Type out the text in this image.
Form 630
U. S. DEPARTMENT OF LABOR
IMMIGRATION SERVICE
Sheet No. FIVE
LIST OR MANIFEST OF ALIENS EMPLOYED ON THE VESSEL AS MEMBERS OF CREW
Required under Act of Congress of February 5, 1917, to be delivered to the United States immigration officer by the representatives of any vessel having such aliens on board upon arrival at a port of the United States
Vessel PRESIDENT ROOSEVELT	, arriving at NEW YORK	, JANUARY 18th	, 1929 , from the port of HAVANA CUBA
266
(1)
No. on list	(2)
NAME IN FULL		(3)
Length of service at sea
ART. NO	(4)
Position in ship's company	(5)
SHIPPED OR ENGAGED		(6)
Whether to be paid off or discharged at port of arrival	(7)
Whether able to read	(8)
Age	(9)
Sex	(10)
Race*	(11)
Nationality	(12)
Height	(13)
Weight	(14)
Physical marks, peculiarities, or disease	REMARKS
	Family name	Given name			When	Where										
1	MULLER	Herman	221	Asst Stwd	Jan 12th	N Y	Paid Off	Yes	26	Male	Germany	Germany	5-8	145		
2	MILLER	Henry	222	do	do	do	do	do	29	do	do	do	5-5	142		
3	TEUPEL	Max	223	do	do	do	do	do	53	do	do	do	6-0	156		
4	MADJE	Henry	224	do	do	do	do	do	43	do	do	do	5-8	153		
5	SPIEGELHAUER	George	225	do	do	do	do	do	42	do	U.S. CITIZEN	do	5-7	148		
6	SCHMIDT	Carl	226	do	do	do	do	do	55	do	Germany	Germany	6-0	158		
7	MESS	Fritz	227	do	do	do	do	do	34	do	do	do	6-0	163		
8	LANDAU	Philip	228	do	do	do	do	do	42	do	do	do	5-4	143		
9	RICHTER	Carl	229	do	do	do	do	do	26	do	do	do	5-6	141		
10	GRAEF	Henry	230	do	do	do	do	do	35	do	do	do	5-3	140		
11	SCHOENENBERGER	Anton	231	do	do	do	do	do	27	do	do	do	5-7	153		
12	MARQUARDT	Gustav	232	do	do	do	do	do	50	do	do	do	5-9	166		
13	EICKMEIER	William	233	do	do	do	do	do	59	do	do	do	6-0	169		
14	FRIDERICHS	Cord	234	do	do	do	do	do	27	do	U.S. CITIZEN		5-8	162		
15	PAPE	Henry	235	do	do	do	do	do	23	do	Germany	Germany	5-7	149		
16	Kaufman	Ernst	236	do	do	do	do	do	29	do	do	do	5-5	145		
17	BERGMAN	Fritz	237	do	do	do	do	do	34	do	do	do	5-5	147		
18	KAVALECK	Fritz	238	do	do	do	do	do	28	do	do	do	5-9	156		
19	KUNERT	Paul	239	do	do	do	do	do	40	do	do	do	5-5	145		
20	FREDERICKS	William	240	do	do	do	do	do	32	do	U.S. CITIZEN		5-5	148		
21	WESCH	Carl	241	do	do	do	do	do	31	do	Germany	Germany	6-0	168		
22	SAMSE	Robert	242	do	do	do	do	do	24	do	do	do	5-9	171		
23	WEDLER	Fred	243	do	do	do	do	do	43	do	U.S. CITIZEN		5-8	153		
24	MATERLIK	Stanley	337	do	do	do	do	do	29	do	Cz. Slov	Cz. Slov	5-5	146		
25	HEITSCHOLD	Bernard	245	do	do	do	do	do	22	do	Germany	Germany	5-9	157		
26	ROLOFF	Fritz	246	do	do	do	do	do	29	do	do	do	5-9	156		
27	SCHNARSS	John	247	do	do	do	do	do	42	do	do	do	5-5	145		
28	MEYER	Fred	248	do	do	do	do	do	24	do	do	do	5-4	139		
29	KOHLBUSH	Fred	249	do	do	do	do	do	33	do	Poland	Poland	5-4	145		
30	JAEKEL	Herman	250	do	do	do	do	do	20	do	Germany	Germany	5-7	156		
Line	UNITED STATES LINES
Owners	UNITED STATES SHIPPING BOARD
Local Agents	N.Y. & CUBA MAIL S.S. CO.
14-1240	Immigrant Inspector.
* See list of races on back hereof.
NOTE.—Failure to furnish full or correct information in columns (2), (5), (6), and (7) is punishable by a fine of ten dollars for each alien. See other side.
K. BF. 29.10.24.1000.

****************

Given exercise
Hand back the material above in full, exactly as written.

Solution for this task
Type out the text in this image.
Form 630
U. S. DEPARTMENT OF LABOR
IMMIGRATION SERVICE
Sheet No. FIVE
LIST OR MANIFEST OF ALIENS EMPLOYED ON THE VESSEL AS MEMBERS OF CREW
Required under Act of Congress of February 5, 1917, to be delivered to the United States immigration officer by the representatives of any vessel having such aliens on board upon arrival at a port of the United States
Vessel PRESIDENT ROOSEVELT	, arriving at NEW YORK	, JANUARY 18th	, 1929 , from the port of HAVANA CUBA
266
(1)
No. on list	(2)
NAME IN FULL		(3)
Length of service at sea
ART. NO	(4)
Position in ship's company	(5)
SHIPPED OR ENGAGED		(6)
Whether to be paid off or discharged at port of arrival	(7)
Whether able to read	(8)
Age	(9)
Sex	(10)
Race*	(11)
Nationality	(12)
Height	(13)
Weight	(14)
Physical marks, peculiarities, or disease	REMARKS
	Family name	Given name			When	Where										
1	MULLER	Herman	221	Asst Stwd	Jan 12th	N Y	Paid Off	Yes	26	Male	Germany	Germany	5-8	145		
2	MILLER	Henry	222	do	do	do	do	do	29	do	do	do	5-5	142		
3	TEUPEL	Max	223	do	do	do	do	do	53	do	do	do	6-0	156		
4	MADJE	Henry	224	do	do	do	do	do	43	do	do	do	5-8	153		
5	SPIEGELHAUER	George	225	do	do	do	do	do	42	do	U.S. CITIZEN	do	5-7	148		
6	SCHMIDT	Carl	226	do	do	do	do	do	55	do	Germany	Germany	6-0	158		
7	MESS	Fritz	227	do	do	do	do	do	34	do	do	do	6-0	163		
8	LANDAU	Philip	228	do	do	do	do	do	42	do	do	do	5-4	143		
9	RICHTER	Carl	229	do	do	do	do	do	26	do	do	do	5-6	141		
10	GRAEF	Henry	230	do	do	do	do	do	35	do	do	do	5-3	140		
11	SCHOENENBERGER	Anton	231	do	do	do	do	do	27	do	do	do	5-7	153		
12	MARQUARDT	Gustav	232	do	do	do	do	do	50	do	do	do	5-9	166		
13	EICKMEIER	William	233	do	do	do	do	do	59	do	do	do	6-0	169		
14	FRIDERICHS	Cord	234	do	do	do	do	do	27	do	U.S. CITIZEN		5-8	162		
15	PAPE	Henry	235	do	do	do	do	do	23	do	Germany	Germany	5-7	149		
16	Kaufman	Ernst	236	do	do	do	do	do	29	do	do	do	5-5	145		
17	BERGMAN	Fritz	237	do	do	do	do	do	34	do	do	do	5-5	147		
18	KAVALECK	Fritz	238	do	do	do	do	do	28	do	do	do	5-9	156		
19	KUNERT	Paul	239	do	do	do	do	do	40	do	do	do	5-5	145		
20	FREDERICKS	William	240	do	do	do	do	do	32	do	U.S. CITIZEN		5-5	148		
21	WESCH	Carl	241	do	do	do	do	do	31	do	Germany	Germany	6-0	168		
22	SAMSE	Robert	242	do	do	do	do	do	24	do	do	do	5-9	171		
23	WEDLER	Fred	243	do	do	do	do	do	43	do	U.S. CITIZEN		5-8	153		
24	MATERLIK	Stanley	337	do	do	do	do	do	29	do	Cz. Slov	Cz. Slov	5-5	146		
25	HEITSCHOLD	Bernard	245	do	do	do	do	do	22	do	Germany	Germany	5-9	157		
26	ROLOFF	Fritz	246	do	do	do	do	do	29	do	do	do	5-9	156		
27	SCHNARSS	John	247	do	do	do	do	do	42	do	do	do	5-5	145		
28	MEYER	Fred	248	do	do	do	do	do	24	do	do	do	5-4	139		
29	KOHLBUSH	Fred	249	do	do	do	do	do	33	do	Poland	Poland	5-4	145		
30	JAEKEL	Herman	250	do	do	do	do	do	20	do	Germany	Germany	5-7	156		
Line	UNITED STATES LINES
Owners	UNITED STATES SHIPPING BOARD
Local Agents	N.Y. & CUBA MAIL S.S. CO.
14-1240	Immigrant Inspector.
* See list of races on back hereof.
NOTE.—Failure to furnish full or correct information in columns (2), (5), (6), and (7) is punishable by a fine of ten dollars for each alien. See other side.
K. BF. 29.10.24.1000.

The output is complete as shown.